Please copy all of the rows below verbatim, leaving each one unchanged.

^^^^

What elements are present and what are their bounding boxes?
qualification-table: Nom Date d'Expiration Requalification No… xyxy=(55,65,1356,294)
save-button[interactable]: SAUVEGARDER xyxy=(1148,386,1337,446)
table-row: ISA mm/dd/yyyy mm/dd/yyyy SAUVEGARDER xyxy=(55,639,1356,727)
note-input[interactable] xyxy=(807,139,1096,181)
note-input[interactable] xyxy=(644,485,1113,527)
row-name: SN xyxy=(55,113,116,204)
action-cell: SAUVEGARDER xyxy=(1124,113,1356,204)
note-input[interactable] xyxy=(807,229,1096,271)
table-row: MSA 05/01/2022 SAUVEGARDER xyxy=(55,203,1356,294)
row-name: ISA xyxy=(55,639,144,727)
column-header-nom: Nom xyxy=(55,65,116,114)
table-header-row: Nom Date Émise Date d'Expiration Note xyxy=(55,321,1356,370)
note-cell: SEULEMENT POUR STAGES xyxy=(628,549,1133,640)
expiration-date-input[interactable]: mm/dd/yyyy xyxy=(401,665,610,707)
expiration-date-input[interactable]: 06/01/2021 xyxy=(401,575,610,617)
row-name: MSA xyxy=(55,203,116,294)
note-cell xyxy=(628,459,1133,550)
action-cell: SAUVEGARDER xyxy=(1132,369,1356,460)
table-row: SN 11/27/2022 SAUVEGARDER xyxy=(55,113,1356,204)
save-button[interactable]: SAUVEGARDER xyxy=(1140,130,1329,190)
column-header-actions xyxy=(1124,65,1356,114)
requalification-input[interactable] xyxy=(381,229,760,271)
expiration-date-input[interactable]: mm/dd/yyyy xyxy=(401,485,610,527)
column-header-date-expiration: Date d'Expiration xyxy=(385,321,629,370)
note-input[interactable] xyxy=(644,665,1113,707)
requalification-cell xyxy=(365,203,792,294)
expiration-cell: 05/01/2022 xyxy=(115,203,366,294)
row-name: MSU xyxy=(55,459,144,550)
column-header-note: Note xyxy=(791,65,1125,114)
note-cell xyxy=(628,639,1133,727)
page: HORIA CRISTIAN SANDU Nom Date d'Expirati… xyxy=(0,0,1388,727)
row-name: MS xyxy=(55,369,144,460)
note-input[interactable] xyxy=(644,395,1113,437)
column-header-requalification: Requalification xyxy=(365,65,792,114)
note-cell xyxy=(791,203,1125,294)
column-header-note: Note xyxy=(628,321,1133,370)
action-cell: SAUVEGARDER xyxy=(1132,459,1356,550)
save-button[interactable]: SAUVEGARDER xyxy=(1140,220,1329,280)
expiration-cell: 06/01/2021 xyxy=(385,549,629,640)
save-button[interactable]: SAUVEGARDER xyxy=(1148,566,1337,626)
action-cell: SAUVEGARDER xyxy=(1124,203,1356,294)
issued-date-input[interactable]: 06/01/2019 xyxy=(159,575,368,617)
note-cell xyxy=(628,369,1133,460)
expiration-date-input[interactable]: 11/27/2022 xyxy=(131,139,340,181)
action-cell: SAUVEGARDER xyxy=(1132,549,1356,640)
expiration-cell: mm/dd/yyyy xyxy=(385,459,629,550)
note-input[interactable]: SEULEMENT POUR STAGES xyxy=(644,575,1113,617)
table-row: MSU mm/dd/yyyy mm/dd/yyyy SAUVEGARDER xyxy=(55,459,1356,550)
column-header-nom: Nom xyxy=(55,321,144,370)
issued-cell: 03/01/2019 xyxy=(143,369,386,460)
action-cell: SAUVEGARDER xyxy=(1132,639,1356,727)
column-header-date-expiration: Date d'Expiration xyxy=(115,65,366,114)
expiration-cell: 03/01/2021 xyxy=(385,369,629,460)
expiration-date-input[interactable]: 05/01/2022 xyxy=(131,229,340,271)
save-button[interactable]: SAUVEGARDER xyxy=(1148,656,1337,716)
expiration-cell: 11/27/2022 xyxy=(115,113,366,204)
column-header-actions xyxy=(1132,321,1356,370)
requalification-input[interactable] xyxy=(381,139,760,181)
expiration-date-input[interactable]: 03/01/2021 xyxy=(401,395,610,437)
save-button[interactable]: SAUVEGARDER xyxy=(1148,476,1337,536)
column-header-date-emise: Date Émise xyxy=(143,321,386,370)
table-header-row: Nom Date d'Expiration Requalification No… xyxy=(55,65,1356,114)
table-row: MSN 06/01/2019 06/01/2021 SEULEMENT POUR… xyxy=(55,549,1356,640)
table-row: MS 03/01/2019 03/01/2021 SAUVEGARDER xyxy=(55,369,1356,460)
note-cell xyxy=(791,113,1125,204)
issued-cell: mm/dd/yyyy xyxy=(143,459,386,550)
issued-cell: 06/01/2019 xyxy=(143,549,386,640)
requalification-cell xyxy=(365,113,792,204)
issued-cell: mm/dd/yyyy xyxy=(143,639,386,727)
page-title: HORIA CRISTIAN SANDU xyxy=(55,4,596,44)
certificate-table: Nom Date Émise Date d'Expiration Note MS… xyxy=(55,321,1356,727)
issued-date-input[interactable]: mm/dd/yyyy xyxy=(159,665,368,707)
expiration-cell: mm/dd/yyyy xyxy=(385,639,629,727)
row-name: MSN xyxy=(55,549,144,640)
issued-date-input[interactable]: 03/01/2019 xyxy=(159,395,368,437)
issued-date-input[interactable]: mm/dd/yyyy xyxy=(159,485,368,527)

^^^^

Answer:
What elements are present and what are their bounding boxes?
qualification-table: Nom Date d'Expiration Requalification No… xyxy=(55,65,1356,294)
save-button[interactable]: SAUVEGARDER xyxy=(1148,386,1337,446)
table-row: ISA mm/dd/yyyy mm/dd/yyyy SAUVEGARDER xyxy=(55,639,1356,727)
note-input[interactable] xyxy=(807,139,1096,181)
note-input[interactable] xyxy=(644,485,1113,527)
row-name: SN xyxy=(55,113,116,204)
action-cell: SAUVEGARDER xyxy=(1124,113,1356,204)
note-input[interactable] xyxy=(807,229,1096,271)
table-row: MSA 05/01/2022 SAUVEGARDER xyxy=(55,203,1356,294)
row-name: ISA xyxy=(55,639,144,727)
column-header-nom: Nom xyxy=(55,65,116,114)
table-header-row: Nom Date Émise Date d'Expiration Note xyxy=(55,321,1356,370)
note-cell: SEULEMENT POUR STAGES xyxy=(628,549,1133,640)
expiration-date-input[interactable]: mm/dd/yyyy xyxy=(401,665,610,707)
expiration-date-input[interactable]: 06/01/2021 xyxy=(401,575,610,617)
row-name: MSA xyxy=(55,203,116,294)
note-cell xyxy=(628,459,1133,550)
action-cell: SAUVEGARDER xyxy=(1132,369,1356,460)
table-row: SN 11/27/2022 SAUVEGARDER xyxy=(55,113,1356,204)
save-button[interactable]: SAUVEGARDER xyxy=(1140,130,1329,190)
column-header-actions xyxy=(1124,65,1356,114)
requalification-input[interactable] xyxy=(381,229,760,271)
expiration-date-input[interactable]: mm/dd/yyyy xyxy=(401,485,610,527)
column-header-date-expiration: Date d'Expiration xyxy=(385,321,629,370)
note-input[interactable] xyxy=(644,665,1113,707)
requalification-cell xyxy=(365,203,792,294)
expiration-cell: 05/01/2022 xyxy=(115,203,366,294)
row-name: MSU xyxy=(55,459,144,550)
column-header-note: Note xyxy=(791,65,1125,114)
note-cell xyxy=(628,639,1133,727)
page: HORIA CRISTIAN SANDU Nom Date d'Expirati… xyxy=(0,0,1388,727)
row-name: MS xyxy=(55,369,144,460)
note-input[interactable] xyxy=(644,395,1113,437)
column-header-requalification: Requalification xyxy=(365,65,792,114)
note-cell xyxy=(791,203,1125,294)
column-header-note: Note xyxy=(628,321,1133,370)
action-cell: SAUVEGARDER xyxy=(1132,459,1356,550)
save-button[interactable]: SAUVEGARDER xyxy=(1140,220,1329,280)
expiration-cell: 06/01/2021 xyxy=(385,549,629,640)
save-button[interactable]: SAUVEGARDER xyxy=(1148,566,1337,626)
action-cell: SAUVEGARDER xyxy=(1124,203,1356,294)
issued-date-input[interactable]: 06/01/2019 xyxy=(159,575,368,617)
note-cell xyxy=(628,369,1133,460)
expiration-date-input[interactable]: 11/27/2022 xyxy=(131,139,340,181)
action-cell: SAUVEGARDER xyxy=(1132,549,1356,640)
expiration-cell: mm/dd/yyyy xyxy=(385,459,629,550)
note-input[interactable]: SEULEMENT POUR STAGES xyxy=(644,575,1113,617)
table-row: MSU mm/dd/yyyy mm/dd/yyyy SAUVEGARDER xyxy=(55,459,1356,550)
column-header-nom: Nom xyxy=(55,321,144,370)
issued-cell: 03/01/2019 xyxy=(143,369,386,460)
action-cell: SAUVEGARDER xyxy=(1132,639,1356,727)
column-header-date-expiration: Date d'Expiration xyxy=(115,65,366,114)
expiration-cell: 03/01/2021 xyxy=(385,369,629,460)
expiration-date-input[interactable]: 05/01/2022 xyxy=(131,229,340,271)
save-button[interactable]: SAUVEGARDER xyxy=(1148,656,1337,716)
expiration-cell: 11/27/2022 xyxy=(115,113,366,204)
column-header-actions xyxy=(1132,321,1356,370)
requalification-input[interactable] xyxy=(381,139,760,181)
expiration-date-input[interactable]: 03/01/2021 xyxy=(401,395,610,437)
save-button[interactable]: SAUVEGARDER xyxy=(1148,476,1337,536)
column-header-date-emise: Date Émise xyxy=(143,321,386,370)
table-header-row: Nom Date d'Expiration Requalification No… xyxy=(55,65,1356,114)
table-row: MSN 06/01/2019 06/01/2021 SEULEMENT POUR… xyxy=(55,549,1356,640)
table-row: MS 03/01/2019 03/01/2021 SAUVEGARDER xyxy=(55,369,1356,460)
note-cell xyxy=(791,113,1125,204)
issued-cell: mm/dd/yyyy xyxy=(143,459,386,550)
issued-cell: 06/01/2019 xyxy=(143,549,386,640)
requalification-cell xyxy=(365,113,792,204)
issued-cell: mm/dd/yyyy xyxy=(143,639,386,727)
page-title: HORIA CRISTIAN SANDU xyxy=(55,4,596,44)
certificate-table: Nom Date Émise Date d'Expiration Note MS… xyxy=(55,321,1356,727)
issued-date-input[interactable]: mm/dd/yyyy xyxy=(159,665,368,707)
expiration-cell: mm/dd/yyyy xyxy=(385,639,629,727)
row-name: MSN xyxy=(55,549,144,640)
issued-date-input[interactable]: 03/01/2019 xyxy=(159,395,368,437)
issued-date-input[interactable]: mm/dd/yyyy xyxy=(159,485,368,527)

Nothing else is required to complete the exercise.